> [Instruction]:
Find every line in the records below that contains the word "ffffff", and copy each such line.

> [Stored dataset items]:
****************

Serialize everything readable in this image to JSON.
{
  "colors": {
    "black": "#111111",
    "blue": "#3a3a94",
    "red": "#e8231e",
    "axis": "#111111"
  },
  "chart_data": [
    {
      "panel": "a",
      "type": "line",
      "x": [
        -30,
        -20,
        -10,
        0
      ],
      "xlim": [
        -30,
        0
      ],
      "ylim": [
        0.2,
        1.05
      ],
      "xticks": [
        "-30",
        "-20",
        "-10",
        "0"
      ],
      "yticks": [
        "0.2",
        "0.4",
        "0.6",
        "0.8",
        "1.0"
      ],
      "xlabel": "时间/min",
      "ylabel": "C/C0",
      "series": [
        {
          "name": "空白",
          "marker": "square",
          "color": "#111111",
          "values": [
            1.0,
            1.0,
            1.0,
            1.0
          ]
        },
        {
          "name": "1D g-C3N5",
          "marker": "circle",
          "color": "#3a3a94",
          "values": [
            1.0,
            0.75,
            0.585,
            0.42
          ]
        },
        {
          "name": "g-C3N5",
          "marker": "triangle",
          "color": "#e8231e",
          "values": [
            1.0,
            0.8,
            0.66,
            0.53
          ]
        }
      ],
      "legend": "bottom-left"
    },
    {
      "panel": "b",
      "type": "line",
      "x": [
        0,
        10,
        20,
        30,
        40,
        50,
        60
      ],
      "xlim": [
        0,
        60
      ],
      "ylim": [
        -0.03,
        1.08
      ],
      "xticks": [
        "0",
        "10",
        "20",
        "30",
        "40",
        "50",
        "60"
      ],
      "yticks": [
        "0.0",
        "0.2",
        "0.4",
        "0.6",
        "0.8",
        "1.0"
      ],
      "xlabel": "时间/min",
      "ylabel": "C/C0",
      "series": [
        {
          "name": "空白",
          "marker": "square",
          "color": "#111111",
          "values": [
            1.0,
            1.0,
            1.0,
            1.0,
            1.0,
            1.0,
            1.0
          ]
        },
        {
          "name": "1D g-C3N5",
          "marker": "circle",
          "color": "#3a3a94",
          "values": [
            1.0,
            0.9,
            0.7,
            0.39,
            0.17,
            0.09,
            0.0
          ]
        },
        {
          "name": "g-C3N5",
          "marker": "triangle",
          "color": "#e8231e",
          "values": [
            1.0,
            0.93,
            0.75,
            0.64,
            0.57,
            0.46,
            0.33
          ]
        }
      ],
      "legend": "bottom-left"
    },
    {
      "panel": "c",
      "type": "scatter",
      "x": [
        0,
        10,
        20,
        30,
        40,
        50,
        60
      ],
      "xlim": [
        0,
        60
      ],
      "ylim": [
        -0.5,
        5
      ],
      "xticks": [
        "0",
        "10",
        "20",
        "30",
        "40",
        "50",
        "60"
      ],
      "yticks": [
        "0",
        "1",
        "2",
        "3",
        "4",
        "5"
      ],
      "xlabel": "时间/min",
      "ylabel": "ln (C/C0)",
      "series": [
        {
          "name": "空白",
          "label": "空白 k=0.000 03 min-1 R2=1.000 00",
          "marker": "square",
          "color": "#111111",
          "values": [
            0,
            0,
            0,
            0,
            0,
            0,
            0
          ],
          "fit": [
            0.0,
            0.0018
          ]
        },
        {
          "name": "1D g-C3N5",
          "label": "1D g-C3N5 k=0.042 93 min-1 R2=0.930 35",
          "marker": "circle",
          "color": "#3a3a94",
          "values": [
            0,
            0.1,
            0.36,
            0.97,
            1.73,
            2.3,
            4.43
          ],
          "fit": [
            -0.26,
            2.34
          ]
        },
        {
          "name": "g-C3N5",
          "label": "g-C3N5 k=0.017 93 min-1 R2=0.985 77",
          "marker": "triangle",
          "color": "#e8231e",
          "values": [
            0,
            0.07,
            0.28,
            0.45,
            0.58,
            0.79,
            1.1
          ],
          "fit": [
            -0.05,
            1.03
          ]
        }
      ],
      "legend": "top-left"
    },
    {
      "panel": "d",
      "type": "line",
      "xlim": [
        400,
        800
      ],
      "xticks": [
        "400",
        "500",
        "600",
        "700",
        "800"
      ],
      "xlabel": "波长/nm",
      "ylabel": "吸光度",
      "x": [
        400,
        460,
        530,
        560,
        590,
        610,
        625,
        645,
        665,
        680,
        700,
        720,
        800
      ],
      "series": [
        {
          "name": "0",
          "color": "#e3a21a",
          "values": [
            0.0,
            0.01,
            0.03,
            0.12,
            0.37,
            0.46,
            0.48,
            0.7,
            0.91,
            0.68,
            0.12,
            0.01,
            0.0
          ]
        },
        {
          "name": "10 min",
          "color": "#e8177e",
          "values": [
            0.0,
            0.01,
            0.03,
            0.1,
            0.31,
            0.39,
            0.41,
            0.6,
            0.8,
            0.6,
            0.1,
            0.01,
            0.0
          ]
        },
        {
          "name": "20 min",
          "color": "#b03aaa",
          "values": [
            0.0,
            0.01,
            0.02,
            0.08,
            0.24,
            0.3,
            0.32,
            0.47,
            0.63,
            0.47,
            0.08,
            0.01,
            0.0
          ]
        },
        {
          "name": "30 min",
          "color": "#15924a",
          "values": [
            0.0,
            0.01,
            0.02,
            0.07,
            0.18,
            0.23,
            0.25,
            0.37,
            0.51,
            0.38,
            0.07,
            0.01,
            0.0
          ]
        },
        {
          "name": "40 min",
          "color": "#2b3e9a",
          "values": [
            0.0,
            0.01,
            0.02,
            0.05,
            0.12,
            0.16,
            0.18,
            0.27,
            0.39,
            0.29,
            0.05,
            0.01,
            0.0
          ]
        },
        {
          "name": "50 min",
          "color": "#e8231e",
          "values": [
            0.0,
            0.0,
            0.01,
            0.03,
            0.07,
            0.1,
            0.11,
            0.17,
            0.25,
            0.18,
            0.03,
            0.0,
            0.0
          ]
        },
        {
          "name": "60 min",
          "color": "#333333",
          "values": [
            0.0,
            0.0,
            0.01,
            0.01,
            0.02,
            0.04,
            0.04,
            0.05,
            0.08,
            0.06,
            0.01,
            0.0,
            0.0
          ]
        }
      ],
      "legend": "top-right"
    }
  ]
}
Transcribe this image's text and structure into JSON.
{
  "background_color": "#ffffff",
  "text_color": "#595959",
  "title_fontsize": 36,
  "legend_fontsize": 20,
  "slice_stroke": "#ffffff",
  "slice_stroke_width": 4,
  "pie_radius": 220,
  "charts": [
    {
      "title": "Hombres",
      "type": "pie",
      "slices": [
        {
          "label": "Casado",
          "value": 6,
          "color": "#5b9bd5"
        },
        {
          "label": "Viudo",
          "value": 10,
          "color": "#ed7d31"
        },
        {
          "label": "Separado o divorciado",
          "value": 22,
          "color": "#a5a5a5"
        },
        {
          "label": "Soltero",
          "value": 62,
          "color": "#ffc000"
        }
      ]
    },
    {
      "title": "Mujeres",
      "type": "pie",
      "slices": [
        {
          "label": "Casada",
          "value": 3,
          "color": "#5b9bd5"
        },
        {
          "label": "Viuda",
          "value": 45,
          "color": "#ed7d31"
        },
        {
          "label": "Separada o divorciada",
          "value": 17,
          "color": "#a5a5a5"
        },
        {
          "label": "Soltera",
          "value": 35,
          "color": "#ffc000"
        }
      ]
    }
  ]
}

****************

> [Written response]:
  "background_color": "#ffffff",
  "slice_stroke": "#ffffff",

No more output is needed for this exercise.